══ Task data
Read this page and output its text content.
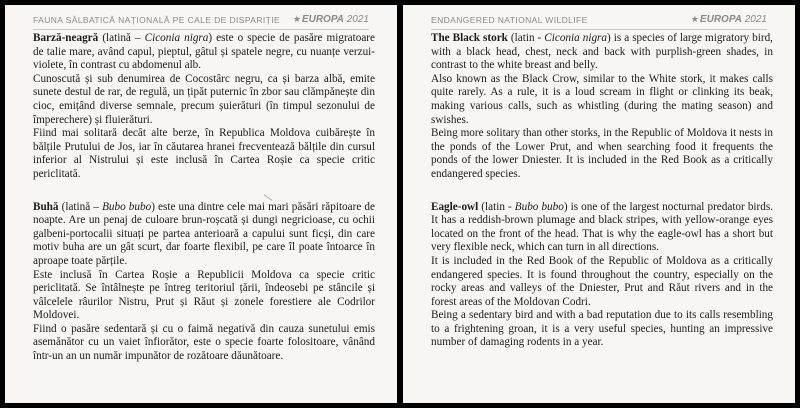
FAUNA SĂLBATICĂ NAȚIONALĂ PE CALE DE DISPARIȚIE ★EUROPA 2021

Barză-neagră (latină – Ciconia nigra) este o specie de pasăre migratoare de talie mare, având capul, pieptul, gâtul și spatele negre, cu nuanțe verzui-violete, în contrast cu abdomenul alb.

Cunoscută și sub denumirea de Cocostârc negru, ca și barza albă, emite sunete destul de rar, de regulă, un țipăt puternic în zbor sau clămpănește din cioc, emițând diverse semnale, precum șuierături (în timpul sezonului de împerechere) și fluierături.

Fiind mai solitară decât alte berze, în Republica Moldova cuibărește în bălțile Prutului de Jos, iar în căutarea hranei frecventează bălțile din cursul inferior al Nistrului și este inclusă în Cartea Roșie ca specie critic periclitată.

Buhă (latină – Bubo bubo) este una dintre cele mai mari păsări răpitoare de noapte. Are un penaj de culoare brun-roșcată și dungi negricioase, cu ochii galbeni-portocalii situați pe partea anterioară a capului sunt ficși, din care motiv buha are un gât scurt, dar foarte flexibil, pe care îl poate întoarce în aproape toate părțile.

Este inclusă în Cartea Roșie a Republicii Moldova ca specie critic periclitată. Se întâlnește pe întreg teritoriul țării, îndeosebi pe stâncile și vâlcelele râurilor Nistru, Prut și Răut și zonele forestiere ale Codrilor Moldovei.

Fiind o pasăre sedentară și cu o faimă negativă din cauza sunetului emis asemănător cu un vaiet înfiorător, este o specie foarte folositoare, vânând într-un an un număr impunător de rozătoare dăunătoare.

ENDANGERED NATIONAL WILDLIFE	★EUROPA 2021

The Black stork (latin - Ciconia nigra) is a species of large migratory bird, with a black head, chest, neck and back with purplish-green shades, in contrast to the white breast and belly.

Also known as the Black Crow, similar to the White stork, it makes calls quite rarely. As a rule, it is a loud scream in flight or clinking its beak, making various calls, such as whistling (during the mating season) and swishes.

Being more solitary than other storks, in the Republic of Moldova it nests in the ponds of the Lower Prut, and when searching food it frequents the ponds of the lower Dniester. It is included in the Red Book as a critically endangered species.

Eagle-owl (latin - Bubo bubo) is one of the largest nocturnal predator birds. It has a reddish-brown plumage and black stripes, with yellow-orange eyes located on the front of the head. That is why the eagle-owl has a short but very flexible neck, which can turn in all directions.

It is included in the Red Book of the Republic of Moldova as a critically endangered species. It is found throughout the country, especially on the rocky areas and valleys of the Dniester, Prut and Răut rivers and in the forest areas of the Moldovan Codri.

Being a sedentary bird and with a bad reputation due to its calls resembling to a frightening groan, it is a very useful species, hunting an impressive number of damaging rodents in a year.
════
══ Task data
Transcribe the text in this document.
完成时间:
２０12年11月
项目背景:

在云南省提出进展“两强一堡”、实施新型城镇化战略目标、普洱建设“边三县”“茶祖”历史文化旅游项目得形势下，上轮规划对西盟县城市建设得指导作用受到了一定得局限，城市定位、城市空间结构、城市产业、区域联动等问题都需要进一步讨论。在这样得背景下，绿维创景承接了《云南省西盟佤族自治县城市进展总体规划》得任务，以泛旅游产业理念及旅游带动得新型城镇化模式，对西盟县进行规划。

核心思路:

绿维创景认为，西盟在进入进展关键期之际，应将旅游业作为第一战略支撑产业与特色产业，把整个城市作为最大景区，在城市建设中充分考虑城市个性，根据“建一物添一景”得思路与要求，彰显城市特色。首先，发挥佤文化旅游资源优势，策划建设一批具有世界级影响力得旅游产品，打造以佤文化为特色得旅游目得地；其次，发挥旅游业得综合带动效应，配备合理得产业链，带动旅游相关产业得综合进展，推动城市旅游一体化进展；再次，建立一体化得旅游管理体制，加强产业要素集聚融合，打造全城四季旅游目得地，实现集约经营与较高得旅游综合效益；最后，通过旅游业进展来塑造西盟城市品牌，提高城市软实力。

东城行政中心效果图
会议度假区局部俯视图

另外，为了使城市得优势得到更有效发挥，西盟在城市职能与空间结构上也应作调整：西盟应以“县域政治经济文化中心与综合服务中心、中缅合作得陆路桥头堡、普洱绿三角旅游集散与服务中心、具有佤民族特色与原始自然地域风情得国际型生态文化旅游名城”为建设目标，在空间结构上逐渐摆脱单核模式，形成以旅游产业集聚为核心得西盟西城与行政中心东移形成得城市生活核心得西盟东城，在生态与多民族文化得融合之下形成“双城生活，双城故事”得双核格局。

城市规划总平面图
════
In the listing above, find each line with the word "EUROPA" and copy it.

Full answer →
FAUNA SĂLBATICĂ NAȚIONALĂ PE CALE DE DISPARIȚIE ★EUROPA 2021
ENDANGERED NATIONAL WILDLIFE	★EUROPA 2021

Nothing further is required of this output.